Would you transcribe the listing that follows, character for character, and omit its images?
Begin Data provided
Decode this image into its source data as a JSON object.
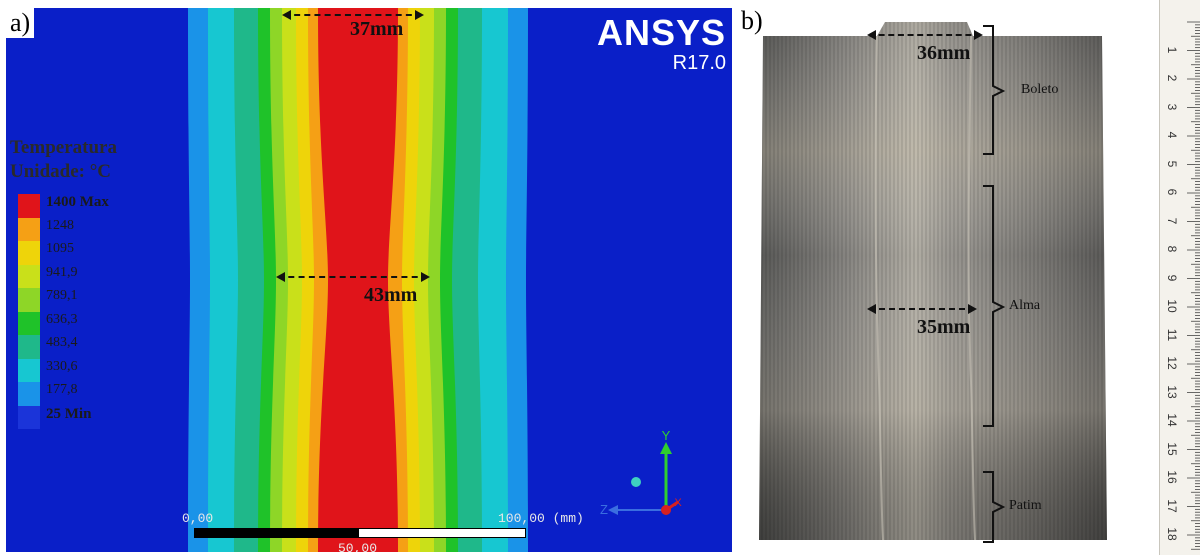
{
  "panel_a": {
    "letter": "a)",
    "logo": {
      "name": "ANSYS",
      "version": "R17.0"
    },
    "dimension_top": "37mm",
    "dimension_middle": "43mm",
    "legend": {
      "title": "Temperatura",
      "unit": "Unidade: °C",
      "entries": [
        {
          "label": "1400 Max",
          "color": "#e0141a",
          "bold": true
        },
        {
          "label": "1248",
          "color": "#f5a015",
          "bold": false
        },
        {
          "label": "1095",
          "color": "#eed40a",
          "bold": false
        },
        {
          "label": "941,9",
          "color": "#c9e01a",
          "bold": false
        },
        {
          "label": "789,1",
          "color": "#8ed627",
          "bold": false
        },
        {
          "label": "636,3",
          "color": "#1fc229",
          "bold": false
        },
        {
          "label": "483,4",
          "color": "#1fb88a",
          "bold": false
        },
        {
          "label": "330,6",
          "color": "#17c7d1",
          "bold": false
        },
        {
          "label": "177,8",
          "color": "#1a93e8",
          "bold": false
        },
        {
          "label": "25 Min",
          "color": "#1b34d9",
          "bold": true
        }
      ]
    },
    "scale": {
      "left": "0,00",
      "middle": "50,00",
      "right": "100,00 (mm)"
    },
    "axes": {
      "y": "Y",
      "z": "Z",
      "x": "X"
    }
  },
  "panel_b": {
    "letter": "b)",
    "dimension_top": "36mm",
    "dimension_middle": "35mm",
    "parts": [
      "Boleto",
      "Alma",
      "Patim"
    ],
    "ruler_numbers": [
      "1",
      "2",
      "3",
      "4",
      "5",
      "6",
      "7",
      "8",
      "9",
      "10",
      "11",
      "12",
      "13",
      "14",
      "15",
      "16",
      "17",
      "18"
    ]
  }
}
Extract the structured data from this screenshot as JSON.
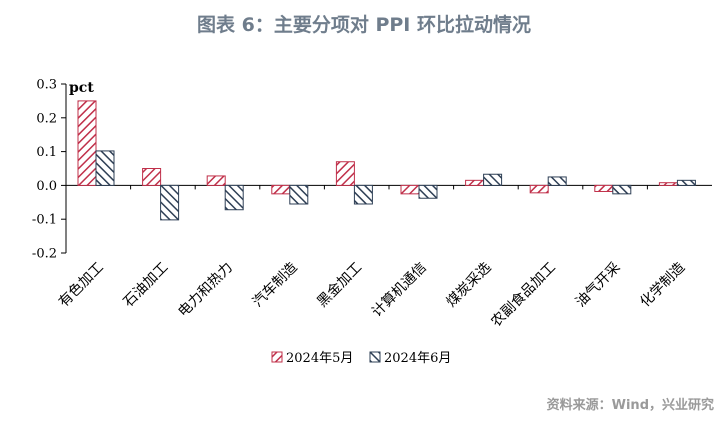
{
  "chart_data": {
    "type": "bar",
    "title": "图表 6：主要分项对 PPI 环比拉动情况",
    "unit_label": "pct",
    "categories": [
      "有色加工",
      "石油加工",
      "电力和热力",
      "汽车制造",
      "黑金加工",
      "计算机通信",
      "煤炭采选",
      "农副食品加工",
      "油气开采",
      "化学制造"
    ],
    "series": [
      {
        "name": "2024年5月",
        "color": "#c0304a",
        "pattern": "hatch-red",
        "values": [
          0.25,
          0.05,
          0.028,
          -0.025,
          0.07,
          -0.025,
          0.015,
          -0.022,
          -0.018,
          0.008
        ]
      },
      {
        "name": "2024年6月",
        "color": "#2e3f55",
        "pattern": "hatch-navy",
        "values": [
          0.102,
          -0.102,
          -0.072,
          -0.055,
          -0.055,
          -0.038,
          0.033,
          0.025,
          -0.025,
          0.015
        ]
      }
    ],
    "ylim": [
      -0.2,
      0.3
    ],
    "yticks": [
      "0.3",
      "0.2",
      "0.1",
      "0.0",
      "-0.1",
      "-0.2"
    ],
    "ytick_values": [
      0.3,
      0.2,
      0.1,
      0.0,
      -0.1,
      -0.2
    ],
    "legend_position": "bottom",
    "grid": false,
    "source": "资料来源：Wind，兴业研究"
  }
}
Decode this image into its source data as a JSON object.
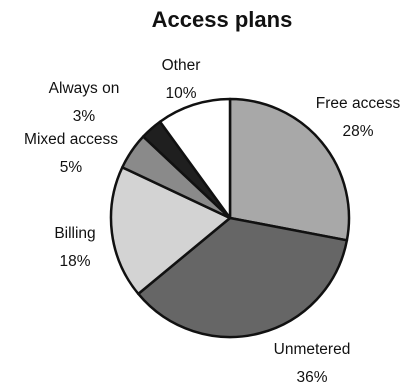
{
  "chart_data": {
    "type": "pie",
    "title": "Access plans",
    "slices": [
      {
        "label": "Free access",
        "value": 28,
        "value_label": "28%",
        "color": "#a8a8a8"
      },
      {
        "label": "Unmetered",
        "value": 36,
        "value_label": "36%",
        "color": "#666666"
      },
      {
        "label": "Billing",
        "value": 18,
        "value_label": "18%",
        "color": "#d3d3d3"
      },
      {
        "label": "Mixed access",
        "value": 5,
        "value_label": "5%",
        "color": "#8a8a8a"
      },
      {
        "label": "Always on",
        "value": 3,
        "value_label": "3%",
        "color": "#1f1f1f"
      },
      {
        "label": "Other",
        "value": 10,
        "value_label": "10%",
        "color": "#ffffff"
      }
    ],
    "start_angle_deg": 0,
    "direction": "clockwise",
    "edge_color": "#111111"
  }
}
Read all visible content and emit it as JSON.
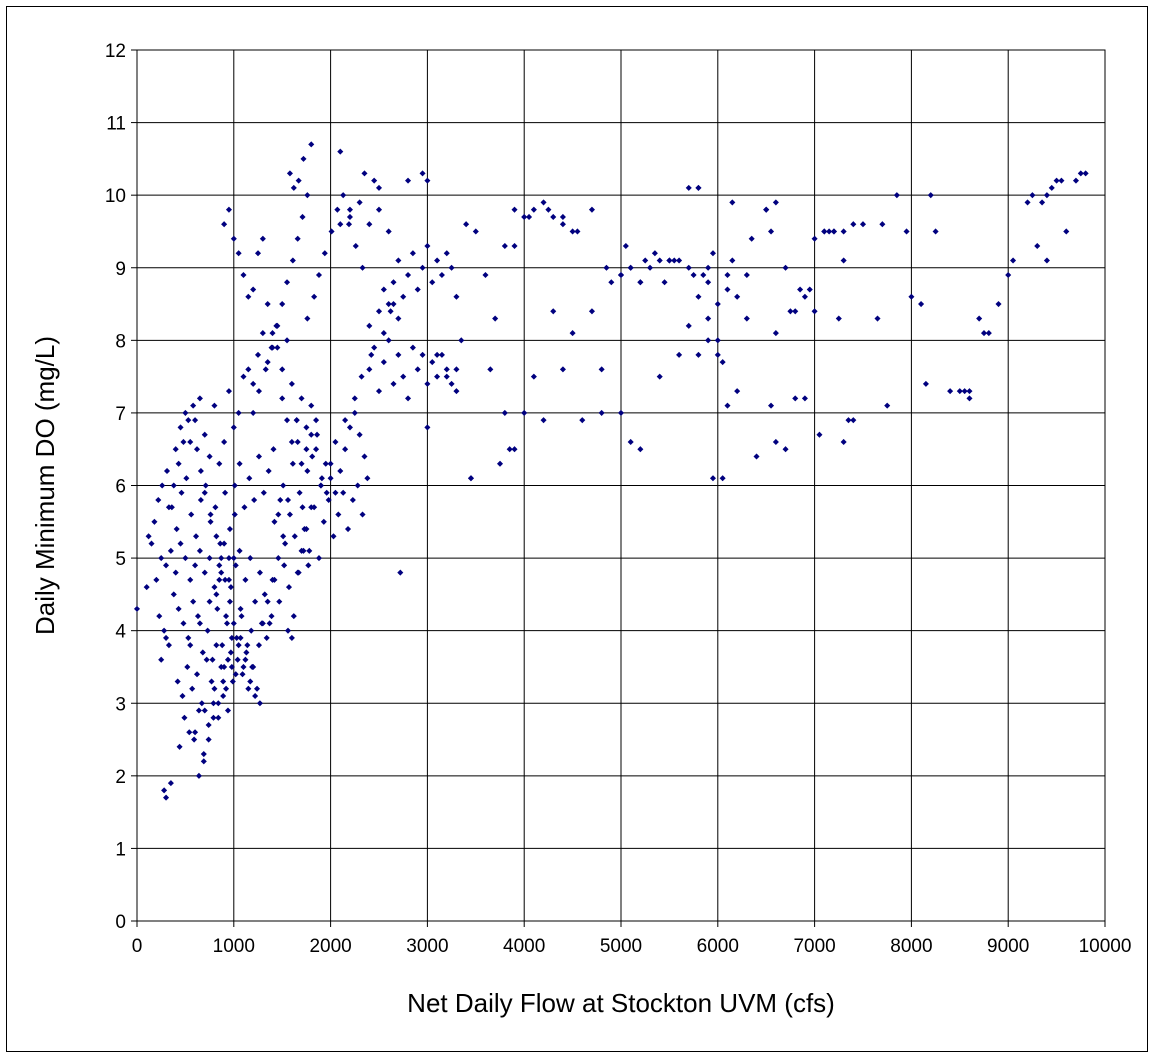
End Data provided
• **Complete answer**:
Decode this image into its source data as a JSON object.
{
  "panel_a": {
    "letter": "a)",
    "logo": {
      "name": "ANSYS",
      "version": "R17.0"
    },
    "dimension_top": "37mm",
    "dimension_middle": "43mm",
    "legend": {
      "title": "Temperatura",
      "unit": "Unidade: °C",
      "entries": [
        {
          "label": "1400 Max",
          "color": "#e0141a",
          "bold": true
        },
        {
          "label": "1248",
          "color": "#f5a015",
          "bold": false
        },
        {
          "label": "1095",
          "color": "#eed40a",
          "bold": false
        },
        {
          "label": "941,9",
          "color": "#c9e01a",
          "bold": false
        },
        {
          "label": "789,1",
          "color": "#8ed627",
          "bold": false
        },
        {
          "label": "636,3",
          "color": "#1fc229",
          "bold": false
        },
        {
          "label": "483,4",
          "color": "#1fb88a",
          "bold": false
        },
        {
          "label": "330,6",
          "color": "#17c7d1",
          "bold": false
        },
        {
          "label": "177,8",
          "color": "#1a93e8",
          "bold": false
        },
        {
          "label": "25 Min",
          "color": "#1b34d9",
          "bold": true
        }
      ]
    },
    "scale": {
      "left": "0,00",
      "middle": "50,00",
      "right": "100,00 (mm)"
    },
    "axes": {
      "y": "Y",
      "z": "Z",
      "x": "X"
    }
  },
  "panel_b": {
    "letter": "b)",
    "dimension_top": "36mm",
    "dimension_middle": "35mm",
    "parts": [
      "Boleto",
      "Alma",
      "Patim"
    ],
    "ruler_numbers": [
      "1",
      "2",
      "3",
      "4",
      "5",
      "6",
      "7",
      "8",
      "9",
      "10",
      "11",
      "12",
      "13",
      "14",
      "15",
      "16",
      "17",
      "18"
    ]
  }
}
Extract the structured data from this screenshot as JSON.
{
  "chart_data": {
    "type": "bar",
    "title": "图表 6：主要分项对 PPI 环比拉动情况",
    "unit_label": "pct",
    "categories": [
      "有色加工",
      "石油加工",
      "电力和热力",
      "汽车制造",
      "黑金加工",
      "计算机通信",
      "煤炭采选",
      "农副食品加工",
      "油气开采",
      "化学制造"
    ],
    "series": [
      {
        "name": "2024年5月",
        "color": "#c0304a",
        "pattern": "hatch-red",
        "values": [
          0.25,
          0.05,
          0.028,
          -0.025,
          0.07,
          -0.025,
          0.015,
          -0.022,
          -0.018,
          0.008
        ]
      },
      {
        "name": "2024年6月",
        "color": "#2e3f55",
        "pattern": "hatch-navy",
        "values": [
          0.102,
          -0.102,
          -0.072,
          -0.055,
          -0.055,
          -0.038,
          0.033,
          0.025,
          -0.025,
          0.015
        ]
      }
    ],
    "ylim": [
      -0.2,
      0.3
    ],
    "yticks": [
      "0.3",
      "0.2",
      "0.1",
      "0.0",
      "-0.1",
      "-0.2"
    ],
    "ytick_values": [
      0.3,
      0.2,
      0.1,
      0.0,
      -0.1,
      -0.2
    ],
    "legend_position": "bottom",
    "grid": false,
    "source": "资料来源：Wind，兴业研究"
  }
}
Decode this image into its source data as a JSON object.
{
  "chart_data": {
    "type": "pie",
    "title": "Access plans",
    "slices": [
      {
        "label": "Free access",
        "value": 28,
        "value_label": "28%",
        "color": "#a8a8a8"
      },
      {
        "label": "Unmetered",
        "value": 36,
        "value_label": "36%",
        "color": "#666666"
      },
      {
        "label": "Billing",
        "value": 18,
        "value_label": "18%",
        "color": "#d3d3d3"
      },
      {
        "label": "Mixed access",
        "value": 5,
        "value_label": "5%",
        "color": "#8a8a8a"
      },
      {
        "label": "Always on",
        "value": 3,
        "value_label": "3%",
        "color": "#1f1f1f"
      },
      {
        "label": "Other",
        "value": 10,
        "value_label": "10%",
        "color": "#ffffff"
      }
    ],
    "start_angle_deg": 0,
    "direction": "clockwise",
    "edge_color": "#111111"
  }
}
Read all visible content and emit it as JSON.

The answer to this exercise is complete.